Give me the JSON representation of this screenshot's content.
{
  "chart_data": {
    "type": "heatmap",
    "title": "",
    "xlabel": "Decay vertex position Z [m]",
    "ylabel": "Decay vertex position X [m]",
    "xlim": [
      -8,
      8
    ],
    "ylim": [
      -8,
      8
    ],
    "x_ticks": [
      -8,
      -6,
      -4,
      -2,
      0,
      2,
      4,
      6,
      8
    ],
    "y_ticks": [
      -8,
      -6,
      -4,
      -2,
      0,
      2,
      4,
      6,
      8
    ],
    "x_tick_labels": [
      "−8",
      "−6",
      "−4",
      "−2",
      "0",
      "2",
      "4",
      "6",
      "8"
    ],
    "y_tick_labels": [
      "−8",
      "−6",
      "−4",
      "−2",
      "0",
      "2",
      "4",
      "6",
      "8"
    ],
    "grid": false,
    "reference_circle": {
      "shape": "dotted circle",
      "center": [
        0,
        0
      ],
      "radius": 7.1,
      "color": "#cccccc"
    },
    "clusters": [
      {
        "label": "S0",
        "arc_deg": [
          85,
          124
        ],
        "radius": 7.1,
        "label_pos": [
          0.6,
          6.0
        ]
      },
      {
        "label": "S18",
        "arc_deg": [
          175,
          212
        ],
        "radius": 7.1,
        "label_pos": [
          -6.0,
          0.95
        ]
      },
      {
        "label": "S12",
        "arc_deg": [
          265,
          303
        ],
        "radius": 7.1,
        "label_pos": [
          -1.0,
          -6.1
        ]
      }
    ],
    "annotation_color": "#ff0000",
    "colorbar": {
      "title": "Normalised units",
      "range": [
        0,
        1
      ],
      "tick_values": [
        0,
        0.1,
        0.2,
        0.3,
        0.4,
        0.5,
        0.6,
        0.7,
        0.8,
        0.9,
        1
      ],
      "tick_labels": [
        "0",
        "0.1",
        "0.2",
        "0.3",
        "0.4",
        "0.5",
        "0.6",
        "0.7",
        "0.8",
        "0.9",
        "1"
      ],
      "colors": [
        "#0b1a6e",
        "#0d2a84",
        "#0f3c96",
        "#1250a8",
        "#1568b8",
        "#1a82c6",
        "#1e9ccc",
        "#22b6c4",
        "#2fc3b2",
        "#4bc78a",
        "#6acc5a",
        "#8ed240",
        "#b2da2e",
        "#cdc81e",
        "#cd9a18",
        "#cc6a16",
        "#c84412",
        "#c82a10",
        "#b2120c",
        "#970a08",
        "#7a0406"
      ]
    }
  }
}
───
== SHORT TASK ==
Return the lines above exactly, keeping every word.

== PROBLEM SOLUTION ==
Give me the JSON representation of this screenshot's content.
{
  "chart_data": {
    "type": "heatmap",
    "title": "",
    "xlabel": "Decay vertex position Z [m]",
    "ylabel": "Decay vertex position X [m]",
    "xlim": [
      -8,
      8
    ],
    "ylim": [
      -8,
      8
    ],
    "x_ticks": [
      -8,
      -6,
      -4,
      -2,
      0,
      2,
      4,
      6,
      8
    ],
    "y_ticks": [
      -8,
      -6,
      -4,
      -2,
      0,
      2,
      4,
      6,
      8
    ],
    "x_tick_labels": [
      "−8",
      "−6",
      "−4",
      "−2",
      "0",
      "2",
      "4",
      "6",
      "8"
    ],
    "y_tick_labels": [
      "−8",
      "−6",
      "−4",
      "−2",
      "0",
      "2",
      "4",
      "6",
      "8"
    ],
    "grid": false,
    "reference_circle": {
      "shape": "dotted circle",
      "center": [
        0,
        0
      ],
      "radius": 7.1,
      "color": "#cccccc"
    },
    "clusters": [
      {
        "label": "S0",
        "arc_deg": [
          85,
          124
        ],
        "radius": 7.1,
        "label_pos": [
          0.6,
          6.0
        ]
      },
      {
        "label": "S18",
        "arc_deg": [
          175,
          212
        ],
        "radius": 7.1,
        "label_pos": [
          -6.0,
          0.95
        ]
      },
      {
        "label": "S12",
        "arc_deg": [
          265,
          303
        ],
        "radius": 7.1,
        "label_pos": [
          -1.0,
          -6.1
        ]
      }
    ],
    "annotation_color": "#ff0000",
    "colorbar": {
      "title": "Normalised units",
      "range": [
        0,
        1
      ],
      "tick_values": [
        0,
        0.1,
        0.2,
        0.3,
        0.4,
        0.5,
        0.6,
        0.7,
        0.8,
        0.9,
        1
      ],
      "tick_labels": [
        "0",
        "0.1",
        "0.2",
        "0.3",
        "0.4",
        "0.5",
        "0.6",
        "0.7",
        "0.8",
        "0.9",
        "1"
      ],
      "colors": [
        "#0b1a6e",
        "#0d2a84",
        "#0f3c96",
        "#1250a8",
        "#1568b8",
        "#1a82c6",
        "#1e9ccc",
        "#22b6c4",
        "#2fc3b2",
        "#4bc78a",
        "#6acc5a",
        "#8ed240",
        "#b2da2e",
        "#cdc81e",
        "#cd9a18",
        "#cc6a16",
        "#c84412",
        "#c82a10",
        "#b2120c",
        "#970a08",
        "#7a0406"
      ]
    }
  }
}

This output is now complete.